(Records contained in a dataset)

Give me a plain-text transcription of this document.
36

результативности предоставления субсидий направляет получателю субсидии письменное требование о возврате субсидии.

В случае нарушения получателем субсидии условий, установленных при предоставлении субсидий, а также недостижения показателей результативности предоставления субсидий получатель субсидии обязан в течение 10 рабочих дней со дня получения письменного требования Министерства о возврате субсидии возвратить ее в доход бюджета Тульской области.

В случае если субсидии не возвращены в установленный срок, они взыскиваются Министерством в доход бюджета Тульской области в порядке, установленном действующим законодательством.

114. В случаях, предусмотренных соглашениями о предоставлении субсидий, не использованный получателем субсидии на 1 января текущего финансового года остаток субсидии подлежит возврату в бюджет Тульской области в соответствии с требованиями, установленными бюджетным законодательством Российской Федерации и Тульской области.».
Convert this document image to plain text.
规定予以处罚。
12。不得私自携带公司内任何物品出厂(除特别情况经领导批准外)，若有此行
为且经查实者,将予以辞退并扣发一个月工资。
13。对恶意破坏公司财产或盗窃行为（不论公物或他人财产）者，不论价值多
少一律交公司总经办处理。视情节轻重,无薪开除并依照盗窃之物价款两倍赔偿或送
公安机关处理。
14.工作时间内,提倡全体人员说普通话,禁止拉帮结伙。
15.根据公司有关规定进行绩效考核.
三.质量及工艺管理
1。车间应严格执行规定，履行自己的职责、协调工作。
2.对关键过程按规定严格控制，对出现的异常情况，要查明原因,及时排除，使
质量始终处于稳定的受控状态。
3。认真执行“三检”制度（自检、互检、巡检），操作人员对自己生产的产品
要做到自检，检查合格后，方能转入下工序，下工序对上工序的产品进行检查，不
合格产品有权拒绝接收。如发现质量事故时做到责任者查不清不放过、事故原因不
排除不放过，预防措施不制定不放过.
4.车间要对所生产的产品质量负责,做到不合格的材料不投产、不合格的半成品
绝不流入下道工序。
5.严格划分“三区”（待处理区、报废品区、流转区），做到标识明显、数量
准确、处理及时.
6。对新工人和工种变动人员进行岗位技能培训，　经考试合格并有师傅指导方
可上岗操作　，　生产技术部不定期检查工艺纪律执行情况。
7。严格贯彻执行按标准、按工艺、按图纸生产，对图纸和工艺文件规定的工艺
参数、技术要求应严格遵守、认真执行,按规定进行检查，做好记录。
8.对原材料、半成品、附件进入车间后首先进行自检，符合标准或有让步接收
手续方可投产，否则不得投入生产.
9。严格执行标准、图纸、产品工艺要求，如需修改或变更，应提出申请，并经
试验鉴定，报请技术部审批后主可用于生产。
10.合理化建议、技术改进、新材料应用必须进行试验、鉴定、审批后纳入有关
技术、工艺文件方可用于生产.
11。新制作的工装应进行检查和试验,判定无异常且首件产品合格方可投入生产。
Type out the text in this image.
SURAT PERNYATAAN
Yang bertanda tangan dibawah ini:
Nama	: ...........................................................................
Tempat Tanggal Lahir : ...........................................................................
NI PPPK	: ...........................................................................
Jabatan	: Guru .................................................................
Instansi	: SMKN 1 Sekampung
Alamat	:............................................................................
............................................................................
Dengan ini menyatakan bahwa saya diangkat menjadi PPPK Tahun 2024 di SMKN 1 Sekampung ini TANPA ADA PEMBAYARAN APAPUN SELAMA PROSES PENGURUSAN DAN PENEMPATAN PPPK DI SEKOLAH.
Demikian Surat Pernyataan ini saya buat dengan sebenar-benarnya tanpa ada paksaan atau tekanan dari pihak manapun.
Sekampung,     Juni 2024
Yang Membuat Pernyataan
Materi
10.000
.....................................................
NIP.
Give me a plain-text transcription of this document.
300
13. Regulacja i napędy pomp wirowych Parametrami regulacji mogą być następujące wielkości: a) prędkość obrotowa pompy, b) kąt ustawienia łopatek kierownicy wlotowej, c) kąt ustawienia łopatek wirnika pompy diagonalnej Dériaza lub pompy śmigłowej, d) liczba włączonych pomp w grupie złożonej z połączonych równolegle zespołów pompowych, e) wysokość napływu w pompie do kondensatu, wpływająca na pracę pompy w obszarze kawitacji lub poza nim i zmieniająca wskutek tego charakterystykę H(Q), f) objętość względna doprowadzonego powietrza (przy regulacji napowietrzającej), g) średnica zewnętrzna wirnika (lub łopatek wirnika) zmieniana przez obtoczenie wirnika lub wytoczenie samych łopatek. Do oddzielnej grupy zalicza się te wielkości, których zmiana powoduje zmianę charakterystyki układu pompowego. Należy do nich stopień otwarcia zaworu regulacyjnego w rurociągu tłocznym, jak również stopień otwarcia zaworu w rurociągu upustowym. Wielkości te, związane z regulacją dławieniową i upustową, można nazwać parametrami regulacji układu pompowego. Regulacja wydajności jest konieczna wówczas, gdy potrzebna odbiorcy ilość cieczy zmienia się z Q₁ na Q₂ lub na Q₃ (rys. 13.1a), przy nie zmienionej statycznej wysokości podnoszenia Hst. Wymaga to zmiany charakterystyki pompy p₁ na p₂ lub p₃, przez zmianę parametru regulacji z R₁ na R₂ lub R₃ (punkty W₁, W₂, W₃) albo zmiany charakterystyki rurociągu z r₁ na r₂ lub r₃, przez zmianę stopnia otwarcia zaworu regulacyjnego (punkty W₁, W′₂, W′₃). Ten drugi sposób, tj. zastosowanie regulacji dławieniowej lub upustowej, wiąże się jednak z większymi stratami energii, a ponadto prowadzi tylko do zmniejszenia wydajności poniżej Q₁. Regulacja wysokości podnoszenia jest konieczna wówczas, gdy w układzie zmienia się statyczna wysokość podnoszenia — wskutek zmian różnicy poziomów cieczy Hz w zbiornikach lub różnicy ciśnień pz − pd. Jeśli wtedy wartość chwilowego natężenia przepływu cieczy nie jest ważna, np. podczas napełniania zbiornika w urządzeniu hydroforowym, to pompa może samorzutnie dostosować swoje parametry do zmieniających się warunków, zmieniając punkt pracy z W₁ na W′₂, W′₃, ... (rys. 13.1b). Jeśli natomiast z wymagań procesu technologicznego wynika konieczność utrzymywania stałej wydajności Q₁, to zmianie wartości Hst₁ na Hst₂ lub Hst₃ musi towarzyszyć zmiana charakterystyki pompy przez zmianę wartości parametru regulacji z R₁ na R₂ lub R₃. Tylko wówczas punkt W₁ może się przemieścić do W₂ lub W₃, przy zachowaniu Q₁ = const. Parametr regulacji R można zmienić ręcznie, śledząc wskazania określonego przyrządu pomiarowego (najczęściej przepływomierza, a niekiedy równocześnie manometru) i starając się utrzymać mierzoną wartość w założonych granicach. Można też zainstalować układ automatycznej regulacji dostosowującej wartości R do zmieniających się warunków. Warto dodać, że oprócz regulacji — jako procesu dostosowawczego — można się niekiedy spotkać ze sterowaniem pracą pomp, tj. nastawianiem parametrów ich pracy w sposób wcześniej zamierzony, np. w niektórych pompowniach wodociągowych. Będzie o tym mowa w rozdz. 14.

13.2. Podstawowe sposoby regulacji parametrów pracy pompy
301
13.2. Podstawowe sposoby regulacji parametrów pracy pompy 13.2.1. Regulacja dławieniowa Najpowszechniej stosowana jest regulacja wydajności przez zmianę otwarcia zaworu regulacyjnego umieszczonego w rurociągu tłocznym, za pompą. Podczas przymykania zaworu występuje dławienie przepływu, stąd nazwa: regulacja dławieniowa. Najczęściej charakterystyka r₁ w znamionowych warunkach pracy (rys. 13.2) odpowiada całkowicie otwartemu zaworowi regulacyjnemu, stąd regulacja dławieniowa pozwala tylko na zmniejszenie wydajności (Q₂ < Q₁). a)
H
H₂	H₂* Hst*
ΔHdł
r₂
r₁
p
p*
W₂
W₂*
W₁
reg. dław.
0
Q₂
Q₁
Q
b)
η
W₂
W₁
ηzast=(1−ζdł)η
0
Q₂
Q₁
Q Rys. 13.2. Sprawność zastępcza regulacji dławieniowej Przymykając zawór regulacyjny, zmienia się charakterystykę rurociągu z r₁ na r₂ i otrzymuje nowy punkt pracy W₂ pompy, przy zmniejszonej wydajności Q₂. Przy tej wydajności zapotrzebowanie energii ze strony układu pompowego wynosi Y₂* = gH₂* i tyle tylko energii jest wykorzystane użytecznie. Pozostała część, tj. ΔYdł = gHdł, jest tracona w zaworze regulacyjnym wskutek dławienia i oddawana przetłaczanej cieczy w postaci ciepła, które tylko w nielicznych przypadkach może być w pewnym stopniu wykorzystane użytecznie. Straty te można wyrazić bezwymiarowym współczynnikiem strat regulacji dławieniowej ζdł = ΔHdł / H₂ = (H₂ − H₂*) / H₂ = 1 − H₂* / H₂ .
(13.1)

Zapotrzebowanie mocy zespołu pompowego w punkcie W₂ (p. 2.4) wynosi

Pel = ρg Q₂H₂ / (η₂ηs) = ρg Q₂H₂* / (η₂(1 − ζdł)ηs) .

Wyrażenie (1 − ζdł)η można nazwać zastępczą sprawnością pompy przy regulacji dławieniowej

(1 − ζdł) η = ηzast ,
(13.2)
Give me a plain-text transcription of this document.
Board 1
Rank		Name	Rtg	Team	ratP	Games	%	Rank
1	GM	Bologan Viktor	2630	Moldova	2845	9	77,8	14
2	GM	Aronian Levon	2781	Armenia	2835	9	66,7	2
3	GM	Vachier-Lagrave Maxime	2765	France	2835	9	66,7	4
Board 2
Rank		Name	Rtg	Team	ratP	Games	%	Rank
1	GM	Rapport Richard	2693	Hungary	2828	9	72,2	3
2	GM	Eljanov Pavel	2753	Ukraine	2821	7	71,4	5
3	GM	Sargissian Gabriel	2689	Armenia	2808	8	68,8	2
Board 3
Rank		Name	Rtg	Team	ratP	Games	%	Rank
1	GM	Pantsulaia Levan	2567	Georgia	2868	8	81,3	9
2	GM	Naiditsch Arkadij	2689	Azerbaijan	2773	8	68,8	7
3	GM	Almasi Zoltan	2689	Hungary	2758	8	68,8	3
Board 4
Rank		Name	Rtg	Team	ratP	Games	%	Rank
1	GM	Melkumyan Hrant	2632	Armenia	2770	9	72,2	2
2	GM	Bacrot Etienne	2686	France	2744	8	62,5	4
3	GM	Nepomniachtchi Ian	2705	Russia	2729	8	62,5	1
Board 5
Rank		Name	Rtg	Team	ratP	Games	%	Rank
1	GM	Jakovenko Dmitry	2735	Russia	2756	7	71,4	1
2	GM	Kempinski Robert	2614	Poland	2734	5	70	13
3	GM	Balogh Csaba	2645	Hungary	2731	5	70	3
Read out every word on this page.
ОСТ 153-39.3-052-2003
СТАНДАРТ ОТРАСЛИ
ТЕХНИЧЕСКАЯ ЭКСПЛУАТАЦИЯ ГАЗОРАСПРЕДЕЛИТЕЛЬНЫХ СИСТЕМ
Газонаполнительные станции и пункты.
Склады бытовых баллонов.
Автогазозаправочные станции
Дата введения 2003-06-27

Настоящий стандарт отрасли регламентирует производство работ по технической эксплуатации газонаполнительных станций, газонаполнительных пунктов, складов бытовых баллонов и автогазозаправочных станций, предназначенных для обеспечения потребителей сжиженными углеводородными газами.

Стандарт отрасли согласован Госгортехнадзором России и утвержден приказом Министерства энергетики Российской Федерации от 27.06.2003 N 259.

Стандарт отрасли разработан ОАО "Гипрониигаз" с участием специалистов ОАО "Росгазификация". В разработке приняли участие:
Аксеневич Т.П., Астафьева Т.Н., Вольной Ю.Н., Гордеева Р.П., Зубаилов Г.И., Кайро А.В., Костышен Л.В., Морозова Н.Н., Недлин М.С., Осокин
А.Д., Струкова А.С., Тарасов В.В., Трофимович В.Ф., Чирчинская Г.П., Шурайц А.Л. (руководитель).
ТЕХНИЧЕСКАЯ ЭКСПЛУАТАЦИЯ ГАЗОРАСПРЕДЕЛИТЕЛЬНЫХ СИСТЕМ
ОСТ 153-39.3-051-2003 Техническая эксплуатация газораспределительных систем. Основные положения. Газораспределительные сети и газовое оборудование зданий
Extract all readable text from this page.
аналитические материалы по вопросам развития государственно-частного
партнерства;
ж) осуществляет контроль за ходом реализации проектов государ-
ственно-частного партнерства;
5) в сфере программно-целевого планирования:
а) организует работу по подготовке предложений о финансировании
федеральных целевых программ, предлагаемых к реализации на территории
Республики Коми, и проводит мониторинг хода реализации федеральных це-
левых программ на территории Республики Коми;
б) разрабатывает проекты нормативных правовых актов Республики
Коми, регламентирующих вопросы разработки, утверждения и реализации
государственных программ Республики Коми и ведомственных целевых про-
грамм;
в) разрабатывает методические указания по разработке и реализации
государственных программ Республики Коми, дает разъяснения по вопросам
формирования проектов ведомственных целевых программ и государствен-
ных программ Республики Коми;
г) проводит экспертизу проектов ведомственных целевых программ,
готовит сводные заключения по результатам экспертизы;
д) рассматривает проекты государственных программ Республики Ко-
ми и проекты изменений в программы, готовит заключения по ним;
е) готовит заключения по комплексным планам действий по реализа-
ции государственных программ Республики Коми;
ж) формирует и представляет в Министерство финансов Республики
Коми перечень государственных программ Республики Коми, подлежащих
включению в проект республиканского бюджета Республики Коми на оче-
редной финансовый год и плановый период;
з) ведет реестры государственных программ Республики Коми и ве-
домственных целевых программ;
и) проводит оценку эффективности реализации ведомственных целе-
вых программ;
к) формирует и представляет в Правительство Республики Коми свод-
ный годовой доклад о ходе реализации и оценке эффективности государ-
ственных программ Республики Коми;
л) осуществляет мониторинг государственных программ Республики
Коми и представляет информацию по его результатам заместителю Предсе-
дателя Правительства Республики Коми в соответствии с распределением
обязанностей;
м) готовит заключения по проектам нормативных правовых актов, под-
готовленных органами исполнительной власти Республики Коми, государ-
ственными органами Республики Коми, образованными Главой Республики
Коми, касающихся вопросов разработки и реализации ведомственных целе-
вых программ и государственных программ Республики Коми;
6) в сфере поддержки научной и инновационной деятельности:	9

WRITTEN PROBLEM
Find the lines above that contain the word "page" and collect them.

RESULT OF THE TASK
Read out every word on this page.
Extract all readable text from this page.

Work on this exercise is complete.